▸ Records from a dataset
═══

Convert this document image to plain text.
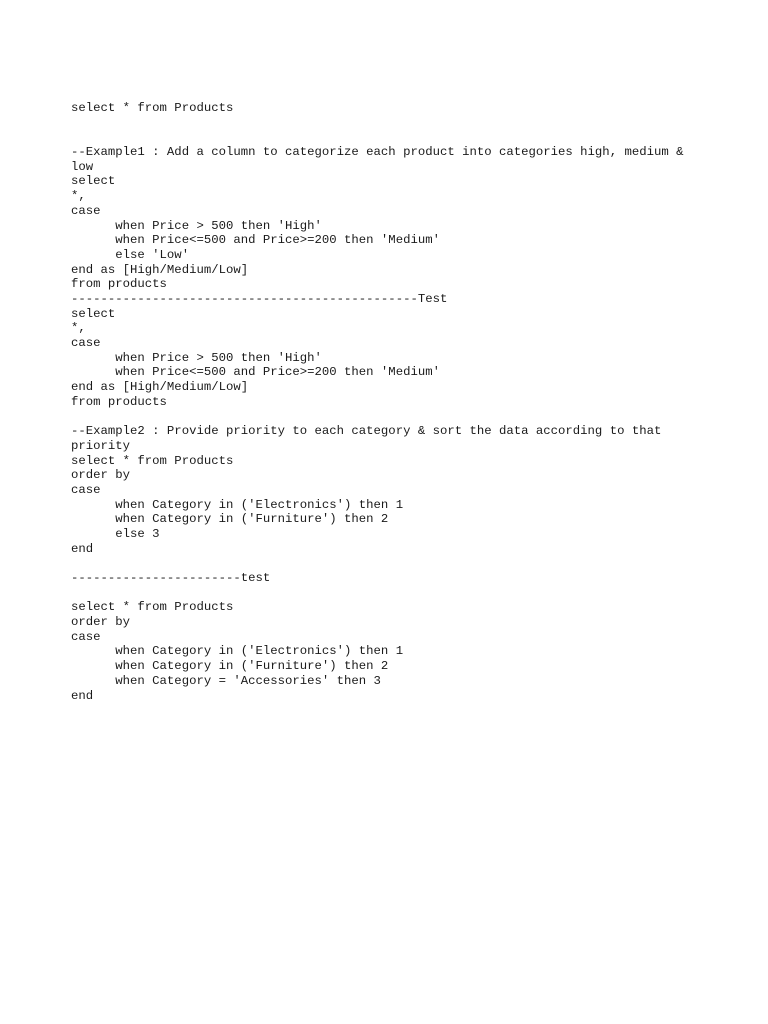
select * from Products
--Example1 : Add a column to categorize each product into categories high, medium &
low
select
*,
case
when Price > 500 then 'High'
when Price<=500 and Price>=200 then 'Medium'
else 'Low'
end as [High/Medium/Low]
from products
-----------------------------------------------Test
select
*,
case
when Price > 500 then 'High'
when Price<=500 and Price>=200 then 'Medium'
end as [High/Medium/Low]
from products
--Example2 : Provide priority to each category & sort the data according to that
priority
select * from Products
order by
case
when Category in ('Electronics') then 1
when Category in ('Furniture') then 2
else 3
end
-----------------------test
select * from Products
order by
case
when Category in ('Electronics') then 1
when Category in ('Furniture') then 2
when Category = 'Accessories' then 3
end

═══

Every entry must be written out exactly, with all pictures left out.

Convert this document image to plain text.
select * from Products
--Example1 : Add a column to categorize each product into categories high, medium &
low
select
*,
case
when Price > 500 then 'High'
when Price<=500 and Price>=200 then 'Medium'
else 'Low'
end as [High/Medium/Low]
from products
-----------------------------------------------Test
select
*,
case
when Price > 500 then 'High'
when Price<=500 and Price>=200 then 'Medium'
end as [High/Medium/Low]
from products
--Example2 : Provide priority to each category & sort the data according to that
priority
select * from Products
order by
case
when Category in ('Electronics') then 1
when Category in ('Furniture') then 2
else 3
end
-----------------------test
select * from Products
order by
case
when Category in ('Electronics') then 1
when Category in ('Furniture') then 2
when Category = 'Accessories' then 3
end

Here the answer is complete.